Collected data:

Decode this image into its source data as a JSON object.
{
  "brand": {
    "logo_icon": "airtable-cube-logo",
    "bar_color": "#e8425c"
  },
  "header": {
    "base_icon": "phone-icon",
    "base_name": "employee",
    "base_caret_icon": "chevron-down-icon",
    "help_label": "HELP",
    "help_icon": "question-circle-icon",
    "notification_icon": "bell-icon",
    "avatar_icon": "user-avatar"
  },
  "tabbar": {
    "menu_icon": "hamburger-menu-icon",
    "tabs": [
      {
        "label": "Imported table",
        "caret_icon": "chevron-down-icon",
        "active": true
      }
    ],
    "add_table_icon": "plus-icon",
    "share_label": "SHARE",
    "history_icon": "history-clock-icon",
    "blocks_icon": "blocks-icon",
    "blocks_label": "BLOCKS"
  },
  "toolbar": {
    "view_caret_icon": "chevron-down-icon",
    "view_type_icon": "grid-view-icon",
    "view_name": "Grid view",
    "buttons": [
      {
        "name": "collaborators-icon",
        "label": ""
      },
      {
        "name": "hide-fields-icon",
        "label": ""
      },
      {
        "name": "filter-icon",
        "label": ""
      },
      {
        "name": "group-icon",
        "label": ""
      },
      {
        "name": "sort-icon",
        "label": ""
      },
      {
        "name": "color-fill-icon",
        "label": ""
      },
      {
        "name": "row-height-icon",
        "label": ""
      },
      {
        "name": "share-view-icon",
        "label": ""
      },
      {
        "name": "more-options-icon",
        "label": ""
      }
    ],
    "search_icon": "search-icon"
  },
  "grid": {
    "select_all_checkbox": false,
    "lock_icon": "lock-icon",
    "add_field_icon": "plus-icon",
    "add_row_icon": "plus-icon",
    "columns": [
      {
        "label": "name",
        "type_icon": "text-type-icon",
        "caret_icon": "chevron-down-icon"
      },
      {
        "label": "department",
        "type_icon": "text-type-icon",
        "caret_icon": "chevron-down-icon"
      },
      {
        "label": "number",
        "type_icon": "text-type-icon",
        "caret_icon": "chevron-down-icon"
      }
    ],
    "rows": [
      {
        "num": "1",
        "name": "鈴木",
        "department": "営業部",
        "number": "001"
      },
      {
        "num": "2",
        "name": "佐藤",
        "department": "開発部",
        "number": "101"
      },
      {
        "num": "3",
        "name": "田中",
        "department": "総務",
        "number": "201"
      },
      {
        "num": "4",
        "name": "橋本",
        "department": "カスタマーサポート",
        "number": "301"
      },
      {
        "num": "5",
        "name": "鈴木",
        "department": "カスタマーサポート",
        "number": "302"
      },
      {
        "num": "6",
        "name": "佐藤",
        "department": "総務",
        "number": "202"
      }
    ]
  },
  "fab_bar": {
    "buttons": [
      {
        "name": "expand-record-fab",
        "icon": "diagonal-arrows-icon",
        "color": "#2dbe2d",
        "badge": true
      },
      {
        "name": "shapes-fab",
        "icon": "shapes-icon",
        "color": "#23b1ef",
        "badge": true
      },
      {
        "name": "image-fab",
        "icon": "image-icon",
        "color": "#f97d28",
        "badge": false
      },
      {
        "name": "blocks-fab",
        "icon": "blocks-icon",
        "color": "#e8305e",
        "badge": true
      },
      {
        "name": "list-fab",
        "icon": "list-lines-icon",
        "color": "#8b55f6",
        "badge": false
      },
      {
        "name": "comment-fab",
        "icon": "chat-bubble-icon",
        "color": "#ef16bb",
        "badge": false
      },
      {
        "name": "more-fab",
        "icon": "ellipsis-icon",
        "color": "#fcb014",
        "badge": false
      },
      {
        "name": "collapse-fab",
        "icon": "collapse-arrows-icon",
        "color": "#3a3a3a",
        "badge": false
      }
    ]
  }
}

**To do:**
Copy each line of the entries that includes the word "number".

**Reply:**
        "label": "number",
        "number": "001"
        "number": "101"
        "number": "201"
        "number": "301"
        "number": "302"
        "number": "202"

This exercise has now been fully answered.